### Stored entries
-*-

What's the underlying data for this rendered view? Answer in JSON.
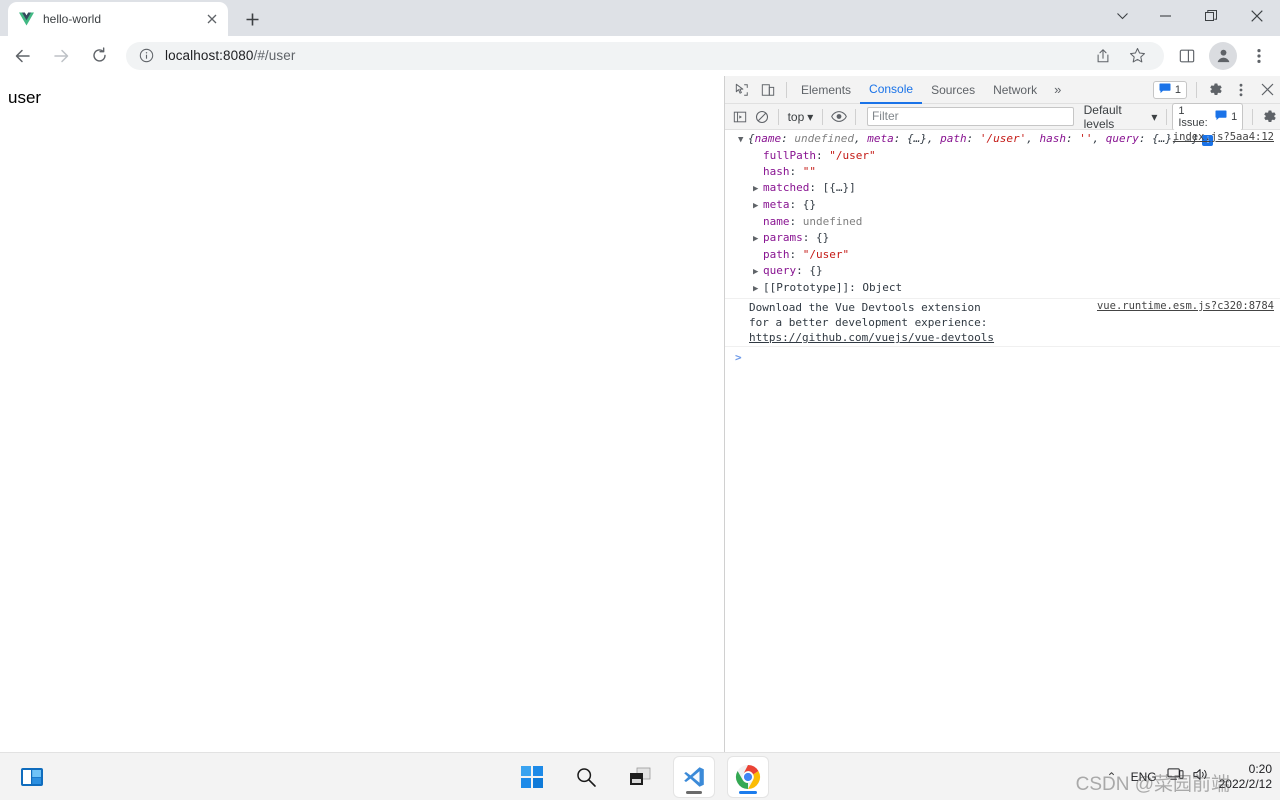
{
  "browser": {
    "tab": {
      "title": "hello-world",
      "favicon": "vue-logo-icon",
      "close": "×"
    },
    "new_tab_label": "+",
    "window_controls": {
      "dropdown": "⌄",
      "minimize": "—",
      "maximize": "❐",
      "close": "✕"
    },
    "nav": {
      "back": "←",
      "forward": "→",
      "reload": "⟳"
    },
    "omnibox": {
      "info_icon": "info-circle-icon",
      "host": "localhost:8080",
      "rest": "/#/user",
      "full_url": "localhost:8080/#/user",
      "share_icon": "share-icon",
      "bookmark_icon": "star-icon"
    },
    "toolbar_right": {
      "sidepanel_icon": "side-panel-icon",
      "profile_icon": "profile-avatar-icon",
      "menu_icon": "three-dot-menu-icon"
    }
  },
  "page": {
    "heading": "user"
  },
  "devtools": {
    "topbar": {
      "inspect_icon": "inspect-element-icon",
      "device_icon": "device-toolbar-icon",
      "tabs": [
        {
          "label": "Elements",
          "active": false
        },
        {
          "label": "Console",
          "active": true
        },
        {
          "label": "Sources",
          "active": false
        },
        {
          "label": "Network",
          "active": false
        }
      ],
      "more_tabs": "»",
      "message_count": "1",
      "message_icon": "message-bubble-icon",
      "settings_icon": "gear-icon",
      "kebab_icon": "three-dot-menu-icon",
      "close_icon": "close-icon"
    },
    "filterbar": {
      "sidebar_icon": "console-sidebar-icon",
      "clear_icon": "clear-console-icon",
      "context": "top",
      "context_caret": "▾",
      "eye_icon": "live-expression-icon",
      "filter_placeholder": "Filter",
      "filter_value": "",
      "levels": "Default levels",
      "levels_caret": "▾",
      "issues_label": "1 Issue:",
      "issues_count": "1",
      "issues_icon": "message-bubble-icon",
      "settings_icon": "gear-icon"
    },
    "console": {
      "messages": [
        {
          "type": "object",
          "source": "index.js?5aa4:12",
          "triangle": "▼",
          "head": {
            "open": "{",
            "parts": [
              {
                "key": "name",
                "sep": ": ",
                "value": "undefined",
                "value_kind": "undefined",
                "after": ", "
              },
              {
                "key": "meta",
                "sep": ": ",
                "value": "{…}",
                "value_kind": "plain",
                "after": ", "
              },
              {
                "key": "path",
                "sep": ": ",
                "value": "'/user'",
                "value_kind": "string",
                "after": ", "
              },
              {
                "key": "hash",
                "sep": ": ",
                "value": "''",
                "value_kind": "string",
                "after": ", "
              },
              {
                "key": "query",
                "sep": ": ",
                "value": "{…}",
                "value_kind": "plain",
                "after": ", "
              },
              {
                "key": "",
                "sep": "",
                "value": "…",
                "value_kind": "plain",
                "after": ""
              }
            ],
            "close": "}",
            "badge": "i"
          },
          "props": [
            {
              "triangle": "",
              "key": "fullPath",
              "value": "\"/user\"",
              "kind": "string"
            },
            {
              "triangle": "",
              "key": "hash",
              "value": "\"\"",
              "kind": "string"
            },
            {
              "triangle": "▶",
              "key": "matched",
              "value": "[{…}]",
              "kind": "plain"
            },
            {
              "triangle": "▶",
              "key": "meta",
              "value": "{}",
              "kind": "plain"
            },
            {
              "triangle": "",
              "key": "name",
              "value": "undefined",
              "kind": "undefined"
            },
            {
              "triangle": "▶",
              "key": "params",
              "value": "{}",
              "kind": "plain"
            },
            {
              "triangle": "",
              "key": "path",
              "value": "\"/user\"",
              "kind": "string"
            },
            {
              "triangle": "▶",
              "key": "query",
              "value": "{}",
              "kind": "plain"
            },
            {
              "triangle": "▶",
              "key": "[[Prototype]]",
              "value": "Object",
              "kind": "plain"
            }
          ]
        },
        {
          "type": "text",
          "source": "vue.runtime.esm.js?c320:8784",
          "text": "Download the Vue Devtools extension for a better development experience:",
          "link": "https://github.com/vuejs/vue-devtools"
        }
      ],
      "prompt_caret": ">"
    }
  },
  "taskbar": {
    "left_icon": "windows-widgets-icon",
    "center_icons": [
      {
        "name": "start-windows-icon",
        "active": false
      },
      {
        "name": "search-icon",
        "active": false
      },
      {
        "name": "task-view-icon",
        "active": false
      },
      {
        "name": "vscode-icon",
        "active": true
      },
      {
        "name": "chrome-icon",
        "active": true
      }
    ],
    "tray": {
      "chevron": "⌃",
      "language": "ENG",
      "network_icon": "network-icon",
      "volume_icon": "volume-icon",
      "time": "0:20",
      "date": "2022/2/12"
    },
    "watermark": "CSDN @菜园前端"
  }
}
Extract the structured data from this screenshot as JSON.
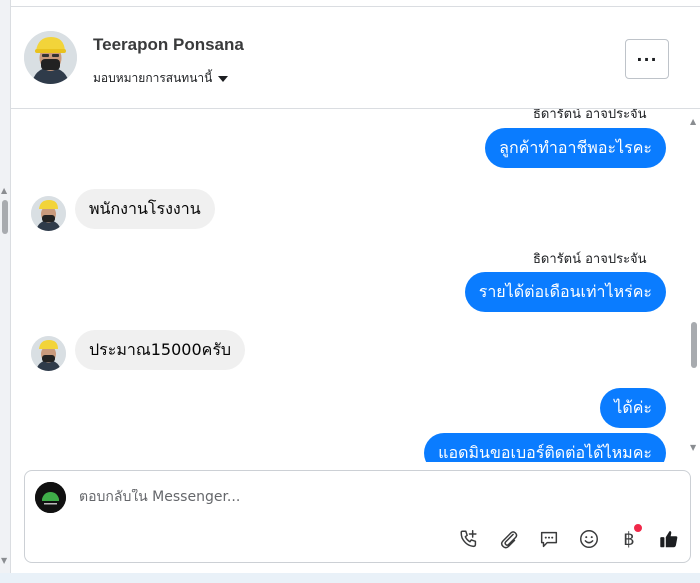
{
  "header": {
    "contact_name": "Teerapon Ponsana",
    "assign_label": "มอบหมายการสนทนานี้",
    "more_label": "···"
  },
  "messages": [
    {
      "direction": "out",
      "sender": "ธิดารัตน์ อาจประจัน",
      "text": "ลูกค้าทำอาชีพอะไรคะ"
    },
    {
      "direction": "in",
      "text": "พนักงานโรงงาน"
    },
    {
      "direction": "out",
      "sender": "ธิดารัตน์ อาจประจัน",
      "text": "รายได้ต่อเดือนเท่าไหร่คะ"
    },
    {
      "direction": "in",
      "text": "ประมาณ15000ครับ"
    },
    {
      "direction": "out",
      "text": "ได้ค่ะ"
    },
    {
      "direction": "out",
      "text": "แอดมินขอเบอร์ติดต่อได้ไหมคะ"
    }
  ],
  "composer": {
    "placeholder": "ตอบกลับใน Messenger...",
    "baht_symbol": "฿"
  },
  "icons": [
    "more-icon",
    "caret-down-icon",
    "call-add-icon",
    "paperclip-icon",
    "saved-reply-icon",
    "emoji-icon",
    "baht-icon",
    "like-icon"
  ],
  "colors": {
    "outgoing_bubble": "#0a7cff",
    "incoming_bubble": "#f0f0f0",
    "notification_dot": "#f02849"
  }
}
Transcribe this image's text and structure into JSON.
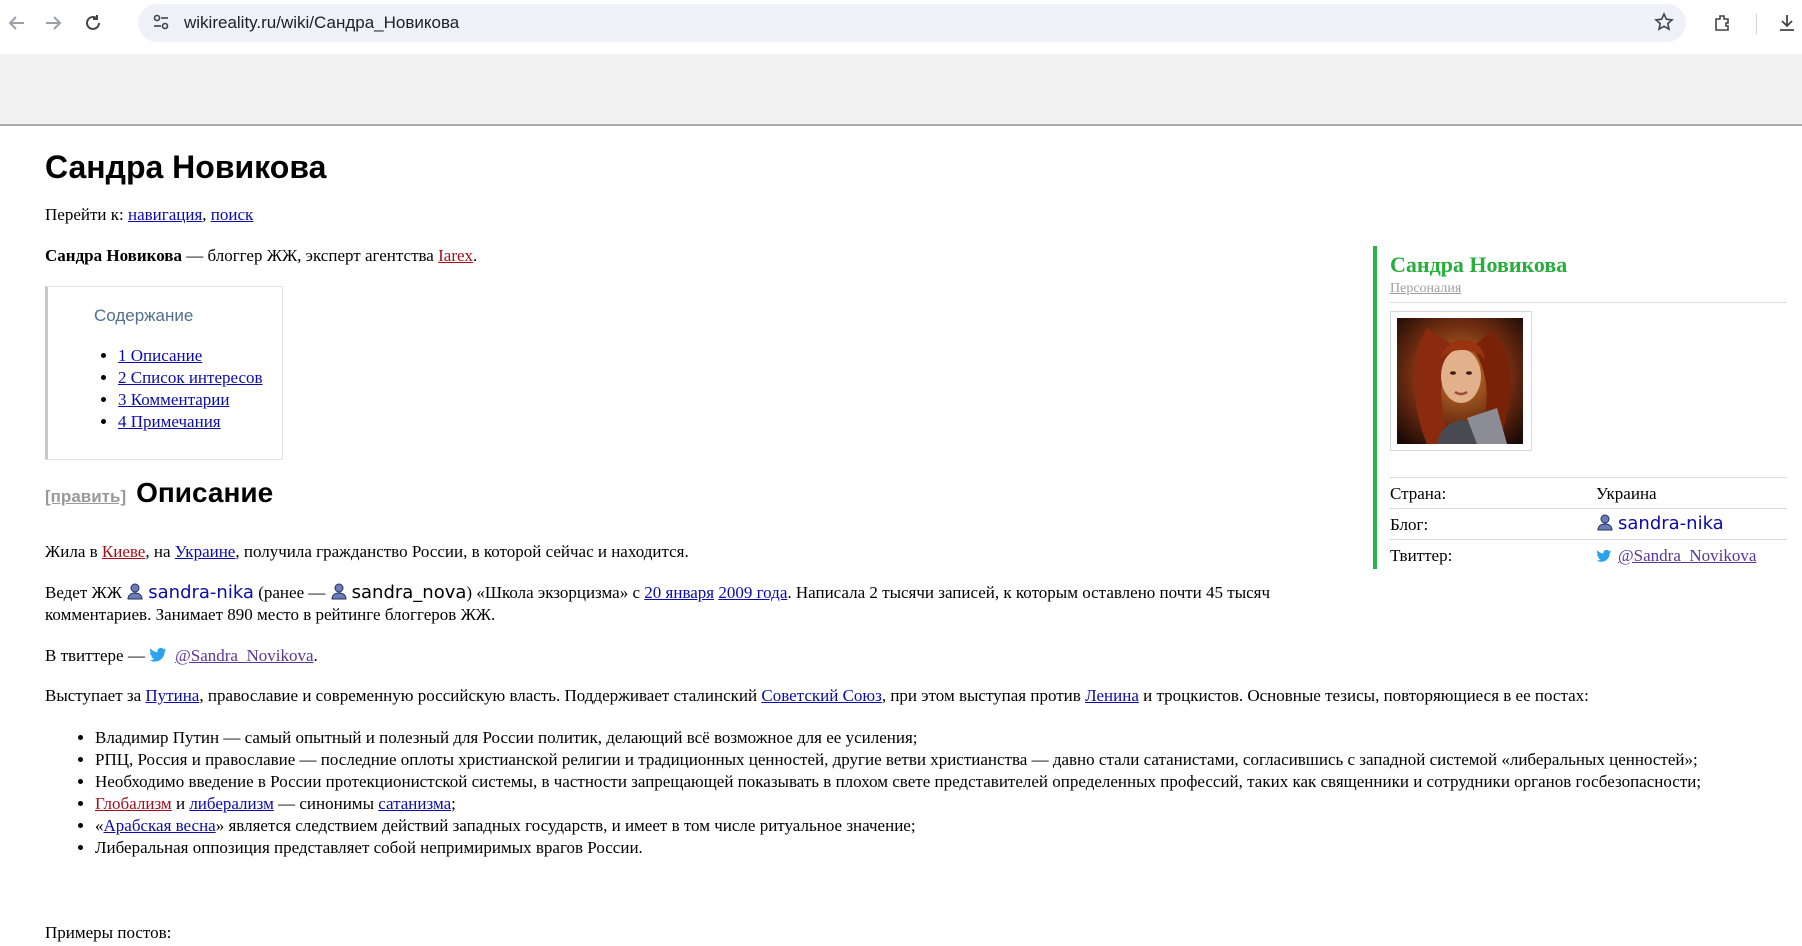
{
  "browser": {
    "url": "wikireality.ru/wiki/Сандра_Новикова",
    "icons": [
      "back-arrow-icon",
      "forward-arrow-icon",
      "reload-icon",
      "site-settings-icon",
      "bookmark-star-icon",
      "extensions-icon",
      "download-icon"
    ]
  },
  "page": {
    "title": "Сандра Новикова",
    "jump": {
      "prefix": "Перейти к: ",
      "nav": "навигация",
      "comma": ", ",
      "search": "поиск"
    },
    "intro": {
      "bold": "Сандра Новикова",
      "text": " — блоггер ЖЖ, эксперт агентства ",
      "link": "Iarex",
      "end": "."
    },
    "toc": {
      "title": "Содержание",
      "items": [
        "1 Описание",
        "2 Список интересов",
        "3 Комментарии",
        "4 Примечания"
      ]
    },
    "section": {
      "edit": "[править]",
      "heading": "Описание"
    },
    "p1": {
      "a": "Жила в ",
      "kiev": "Киеве",
      "b": ", на ",
      "ukraine": "Украине",
      "c": ", получила гражданство России, в которой сейчас и находится."
    },
    "p2": {
      "a": "Ведет ЖЖ ",
      "lj1": "sandra-nika",
      "b": " (ранее — ",
      "lj2": "sandra_nova",
      "c": ") «Школа экзорцизма» с ",
      "date": "20 января",
      "space": " ",
      "year": "2009 года",
      "d": ". Написала 2 тысячи записей, к которым оставлено почти 45 тысяч комментариев. Занимает 890 место в рейтинге блоггеров ЖЖ."
    },
    "p3": {
      "a": "В твиттере — ",
      "twitter": "@Sandra_Novikova",
      "b": "."
    },
    "p4": {
      "a": "Выступает за ",
      "putin": "Путина",
      "b": ", православие и современную российскую власть. Поддерживает сталинский ",
      "ussr": "Советский Союз",
      "c": ", при этом выступая против ",
      "lenin": "Ленина",
      "d": " и троцкистов. Основные тезисы, повторяющиеся в ее постах:"
    },
    "theses": {
      "t1": "Владимир Путин — самый опытный и полезный для России политик, делающий всё возможное для ее усиления;",
      "t2": "РПЦ, Россия и православие — последние оплоты христианской религии и традиционных ценностей, другие ветви христианства — давно стали сатанистами, согласившись с западной системой «либеральных ценностей»;",
      "t3": "Необходимо введение в России протекционистской системы, в частности запрещающей показывать в плохом свете представителей определенных профессий, таких как священники и сотрудники органов госбезопасности;",
      "t4_globalism": "Глобализм",
      "t4_and": " и ",
      "t4_liberalism": "либерализм",
      "t4_mid": " — синонимы ",
      "t4_satanism": "сатанизма",
      "t4_end": ";",
      "t5_open": "«",
      "t5_link": "Арабская весна",
      "t5_rest": "» является следствием действий западных государств, и имеет в том числе ритуальное значение;",
      "t6": "Либеральная оппозиция представляет собой непримиримых врагов России."
    },
    "p5": "Примеры постов:"
  },
  "infobox": {
    "title": "Сандра Новикова",
    "subtitle": "Персоналия",
    "rows": [
      {
        "key": "Страна:",
        "value": "Украина"
      },
      {
        "key": "Блог:",
        "value": "sandra-nika"
      },
      {
        "key": "Твиттер:",
        "value": "@Sandra_Novikova"
      }
    ]
  },
  "colors": {
    "link": "#0b0bac",
    "redlink": "#a3101a",
    "visited": "#5a3696",
    "infobox_accent": "#2ab34a"
  }
}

-*-

### YOUR INSTRUCTIONS
Return all lines containing "windows".

### WORKED ANSWER
    "left_icon": "windows-widgets-icon",
        "name": "start-windows-icon",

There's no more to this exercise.